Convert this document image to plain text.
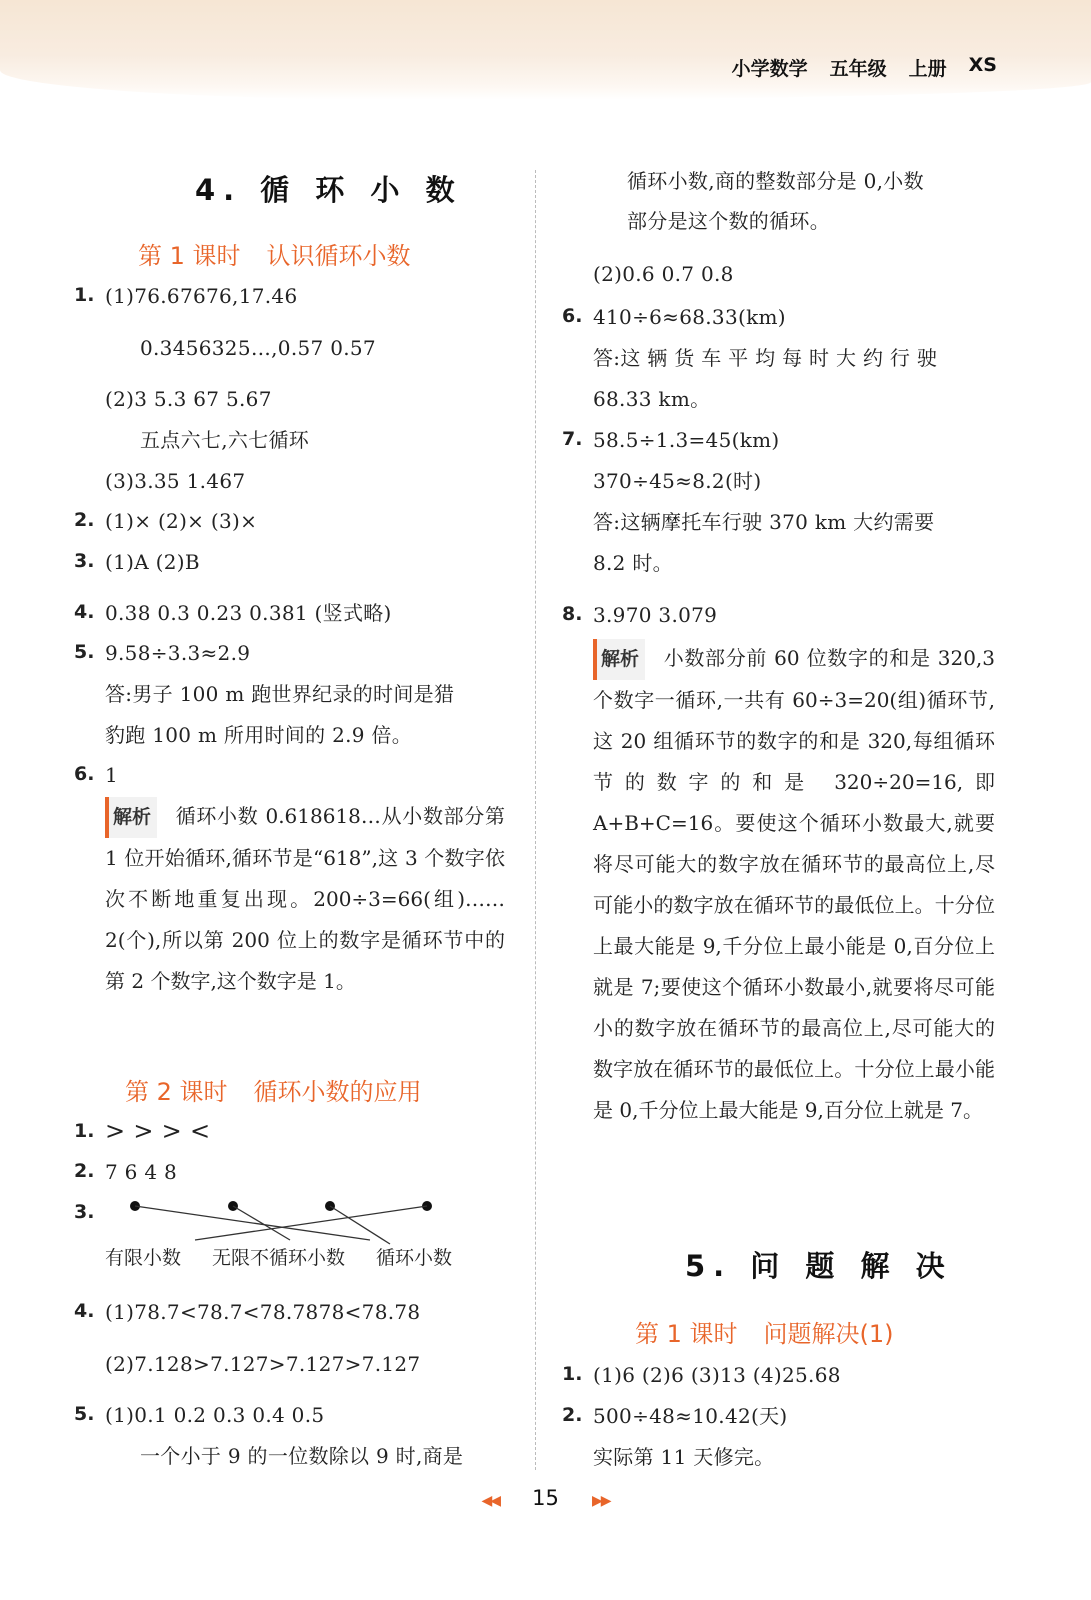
小学数学 五年级 上册 XS
4. 循 环 小 数
第 1 课时 认识循环小数
1. (1)76.67676,17.46
0.3456325…,0.57 0.57
(2)3 5.3 67 5.67
五点六七,六七循环
(3)3.35 1.467
2. (1)× (2)× (3)×
3. (1)A (2)B
4. 0.38 0.3 0.23 0.381 (竖式略)
5. 9.58÷3.3≈2.9
答:男子 100 m 跑世界纪录的时间是猎
豹跑 100 m 所用时间的 2.9 倍。
6. 1
解析 循环小数 0.618618…从小数部分第 1 位开始循环,循环节是“618”,这 3 个数字依次不断地重复出现。200÷3=66(组)……2(个),所以第 200 位上的数字是循环节中的第 2 个数字,这个数字是 1。
第 2 课时 循环小数的应用
1. > > > <
2. 7 6 4 8
3.
有限小数 无限不循环小数 循环小数
4. (1)78.7<78.7<78.7878<78.78
(2)7.128>7.127>7.127>7.127
5. (1)0.1 0.2 0.3 0.4 0.5
一个小于 9 的一位数除以 9 时,商是
循环小数,商的整数部分是 0,小数
部分是这个数的循环。
(2)0.6 0.7 0.8
6. 410÷6≈68.33(km)
答:这 辆 货 车 平 均 每 时 大 约 行 驶
68.33 km。
7. 58.5÷1.3=45(km)
370÷45≈8.2(时)
答:这辆摩托车行驶 370 km 大约需要
8.2 时。
8. 3.970 3.079
解析 小数部分前 60 位数字的和是 320,3 个数字一循环,一共有 60÷3=20(组)循环节,这 20 组循环节的数字的和是 320,每组循环节的数字的和是 320÷20=16,即 A+B+C=16。要使这个循环小数最大,就要将尽可能大的数字放在循环节的最高位上,尽可能小的数字放在循环节的最低位上。十分位上最大能是 9,千分位上最小能是 0,百分位上就是 7;要使这个循环小数最小,就要将尽可能小的数字放在循环节的最高位上,尽可能大的数字放在循环节的最低位上。十分位上最小能是 0,千分位上最大能是 9,百分位上就是 7。
5. 问 题 解 决
第 1 课时 问题解决(1)
1. (1)6 (2)6 (3)13 (4)25.68
2. 500÷48≈10.42(天)
实际第 11 天修完。
◀◀ 15 ▶▶
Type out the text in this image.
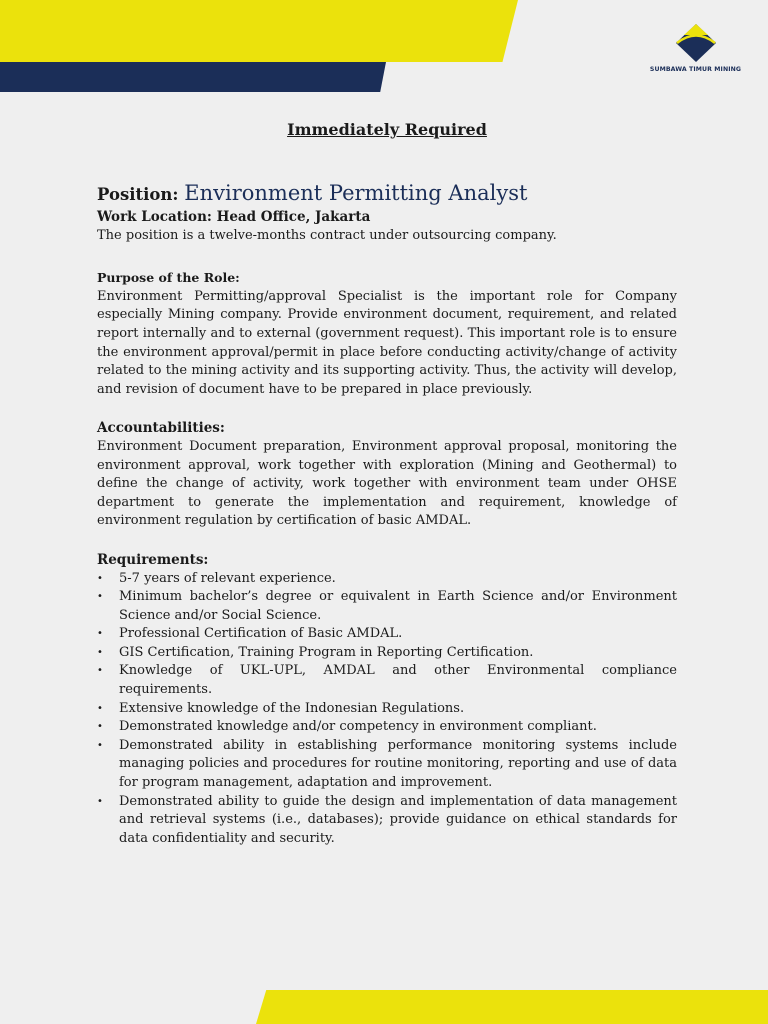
SUMBAWA TIMUR MINING
Immediately Required
Position: Environment Permitting Analyst
Work Location: Head Office, Jakarta

The position is a twelve-months contract under outsourcing company.

Purpose of the Role:

Environment Permitting/approval Specialist is the important role for Company especially Mining company. Provide environment document, requirement, and related report internally and to external (government request). This important role is to ensure the environment approval/permit in place before conducting activity/change of activity related to the mining activity and its supporting activity. Thus, the activity will develop, and revision of document have to be prepared in place previously.

Accountabilities:

Environment Document preparation, Environment approval proposal, monitoring the environment approval, work together with exploration (Mining and Geothermal) to define the change of activity, work together with environment team under OHSE department to generate the implementation and requirement, knowledge of environment regulation by certification of basic AMDAL.

Requirements:
• 5-7 years of relevant experience.
• Minimum bachelor’s degree or equivalent in Earth Science and/or Environment Science and/or Social Science.
• Professional Certification of Basic AMDAL.
• GIS Certification, Training Program in Reporting Certification.
• Knowledge of UKL-UPL, AMDAL and other Environmental compliance requirements.
• Extensive knowledge of the Indonesian Regulations.
• Demonstrated knowledge and/or competency in environment compliant.
• Demonstrated ability in establishing performance monitoring systems include managing policies and procedures for routine monitoring, reporting and use of data for program management, adaptation and improvement.
• Demonstrated ability to guide the design and implementation of data management and retrieval systems (i.e., databases); provide guidance on ethical standards for data confidentiality and security.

_OBJECTIVE_. Identify the lines that hold the word "text". Copy every one of them.

_THE RESULT_.
Convert this document image to plain text.
Type out the text in this image.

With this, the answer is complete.